Excerpted records:
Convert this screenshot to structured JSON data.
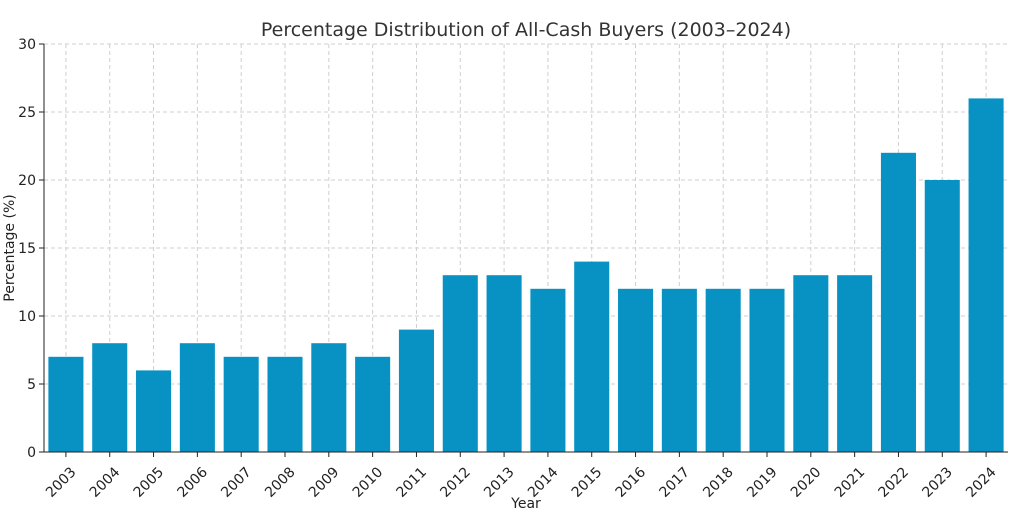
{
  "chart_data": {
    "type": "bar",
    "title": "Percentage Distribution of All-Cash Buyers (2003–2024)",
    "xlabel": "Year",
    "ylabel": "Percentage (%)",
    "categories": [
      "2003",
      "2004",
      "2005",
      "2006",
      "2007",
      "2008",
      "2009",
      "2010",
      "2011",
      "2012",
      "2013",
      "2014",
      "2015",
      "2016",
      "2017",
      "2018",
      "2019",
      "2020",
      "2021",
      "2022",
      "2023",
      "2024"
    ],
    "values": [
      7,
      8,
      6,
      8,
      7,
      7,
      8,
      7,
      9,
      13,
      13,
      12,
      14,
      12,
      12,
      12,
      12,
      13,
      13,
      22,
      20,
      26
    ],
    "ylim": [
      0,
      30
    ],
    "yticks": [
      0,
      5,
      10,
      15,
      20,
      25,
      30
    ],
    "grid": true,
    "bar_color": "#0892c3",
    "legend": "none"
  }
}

Given request:
Transcribe all the data word for word; the images stay out.

Solution:
Convert this screenshot to structured JSON data.
{
  "chart_data": {
    "type": "bar",
    "title": "Percentage Distribution of All-Cash Buyers (2003–2024)",
    "xlabel": "Year",
    "ylabel": "Percentage (%)",
    "categories": [
      "2003",
      "2004",
      "2005",
      "2006",
      "2007",
      "2008",
      "2009",
      "2010",
      "2011",
      "2012",
      "2013",
      "2014",
      "2015",
      "2016",
      "2017",
      "2018",
      "2019",
      "2020",
      "2021",
      "2022",
      "2023",
      "2024"
    ],
    "values": [
      7,
      8,
      6,
      8,
      7,
      7,
      8,
      7,
      9,
      13,
      13,
      12,
      14,
      12,
      12,
      12,
      12,
      13,
      13,
      22,
      20,
      26
    ],
    "ylim": [
      0,
      30
    ],
    "yticks": [
      0,
      5,
      10,
      15,
      20,
      25,
      30
    ],
    "grid": true,
    "bar_color": "#0892c3",
    "legend": "none"
  }
}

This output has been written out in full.